Raw data:
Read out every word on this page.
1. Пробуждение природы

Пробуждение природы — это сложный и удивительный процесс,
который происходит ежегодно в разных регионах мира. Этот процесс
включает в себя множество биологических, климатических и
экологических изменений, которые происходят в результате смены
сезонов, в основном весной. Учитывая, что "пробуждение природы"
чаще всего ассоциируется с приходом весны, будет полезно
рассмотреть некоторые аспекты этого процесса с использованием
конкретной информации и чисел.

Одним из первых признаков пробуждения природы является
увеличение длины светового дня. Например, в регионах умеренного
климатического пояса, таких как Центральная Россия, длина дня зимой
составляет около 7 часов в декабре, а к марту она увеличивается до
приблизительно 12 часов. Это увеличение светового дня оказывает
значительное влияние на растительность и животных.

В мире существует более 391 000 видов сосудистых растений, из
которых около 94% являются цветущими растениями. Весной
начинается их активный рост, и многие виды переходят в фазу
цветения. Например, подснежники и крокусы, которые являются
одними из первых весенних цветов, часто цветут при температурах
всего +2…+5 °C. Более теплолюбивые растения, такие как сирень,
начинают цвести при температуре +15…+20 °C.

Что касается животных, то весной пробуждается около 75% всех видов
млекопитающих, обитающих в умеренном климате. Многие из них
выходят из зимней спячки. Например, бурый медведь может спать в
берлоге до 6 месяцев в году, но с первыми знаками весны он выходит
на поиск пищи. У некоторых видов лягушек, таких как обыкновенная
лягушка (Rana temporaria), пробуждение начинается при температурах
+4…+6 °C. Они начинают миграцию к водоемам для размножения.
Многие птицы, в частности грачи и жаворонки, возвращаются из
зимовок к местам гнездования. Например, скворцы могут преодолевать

What to do: Whenever "первых" turns up in a line, pick that line out.

Response below:
Одним из первых признаков пробуждения природы является
одними из первых весенних цветов, часто цветут при температурах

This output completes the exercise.